**Written problem:**
Work out the number of lines containing "this". Give that number alone.

↓↓↓

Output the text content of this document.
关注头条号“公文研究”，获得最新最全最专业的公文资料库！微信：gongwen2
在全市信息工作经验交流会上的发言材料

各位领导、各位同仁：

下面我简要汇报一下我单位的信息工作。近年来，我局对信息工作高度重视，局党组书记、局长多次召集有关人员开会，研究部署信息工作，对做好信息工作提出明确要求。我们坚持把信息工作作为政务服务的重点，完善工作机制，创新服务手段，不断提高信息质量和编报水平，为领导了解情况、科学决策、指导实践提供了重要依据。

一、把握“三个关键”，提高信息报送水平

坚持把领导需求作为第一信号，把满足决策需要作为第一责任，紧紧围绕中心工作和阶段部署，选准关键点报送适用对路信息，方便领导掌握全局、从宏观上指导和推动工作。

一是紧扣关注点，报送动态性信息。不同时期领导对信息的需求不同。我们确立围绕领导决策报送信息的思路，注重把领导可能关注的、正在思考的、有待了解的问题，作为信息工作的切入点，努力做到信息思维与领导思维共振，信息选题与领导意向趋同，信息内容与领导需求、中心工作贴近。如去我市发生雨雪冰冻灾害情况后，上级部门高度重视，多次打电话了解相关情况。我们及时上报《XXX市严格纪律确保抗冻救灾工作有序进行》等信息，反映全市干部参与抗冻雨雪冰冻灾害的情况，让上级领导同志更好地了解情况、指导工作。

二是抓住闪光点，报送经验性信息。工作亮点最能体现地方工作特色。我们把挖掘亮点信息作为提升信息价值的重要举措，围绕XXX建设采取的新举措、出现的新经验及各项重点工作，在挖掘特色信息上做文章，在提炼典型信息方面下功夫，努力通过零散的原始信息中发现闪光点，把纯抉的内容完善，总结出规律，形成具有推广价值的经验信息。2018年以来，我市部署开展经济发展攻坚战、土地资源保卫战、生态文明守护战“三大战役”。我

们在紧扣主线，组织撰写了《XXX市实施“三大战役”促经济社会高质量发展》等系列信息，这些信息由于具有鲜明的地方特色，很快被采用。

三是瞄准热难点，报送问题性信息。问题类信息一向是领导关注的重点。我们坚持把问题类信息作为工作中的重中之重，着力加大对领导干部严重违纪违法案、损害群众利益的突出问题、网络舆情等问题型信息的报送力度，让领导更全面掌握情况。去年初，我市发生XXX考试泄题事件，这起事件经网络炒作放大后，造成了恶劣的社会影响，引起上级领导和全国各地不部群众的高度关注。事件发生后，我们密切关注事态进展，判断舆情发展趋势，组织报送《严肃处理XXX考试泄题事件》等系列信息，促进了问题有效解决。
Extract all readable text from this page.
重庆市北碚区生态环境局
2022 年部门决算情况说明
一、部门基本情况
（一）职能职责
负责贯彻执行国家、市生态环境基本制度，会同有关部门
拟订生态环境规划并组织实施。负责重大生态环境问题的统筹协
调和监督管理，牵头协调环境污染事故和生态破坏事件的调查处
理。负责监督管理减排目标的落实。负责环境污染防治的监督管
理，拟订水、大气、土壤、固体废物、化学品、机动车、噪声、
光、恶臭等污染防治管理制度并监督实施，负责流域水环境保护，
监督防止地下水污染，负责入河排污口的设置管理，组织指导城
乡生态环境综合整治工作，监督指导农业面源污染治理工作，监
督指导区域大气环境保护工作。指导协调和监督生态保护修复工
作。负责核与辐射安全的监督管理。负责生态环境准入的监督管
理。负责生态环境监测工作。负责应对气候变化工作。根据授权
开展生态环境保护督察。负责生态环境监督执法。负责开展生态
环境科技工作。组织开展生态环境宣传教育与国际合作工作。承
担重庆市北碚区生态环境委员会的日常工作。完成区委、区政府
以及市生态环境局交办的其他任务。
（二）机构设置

↑↑↑

**Final result:**
2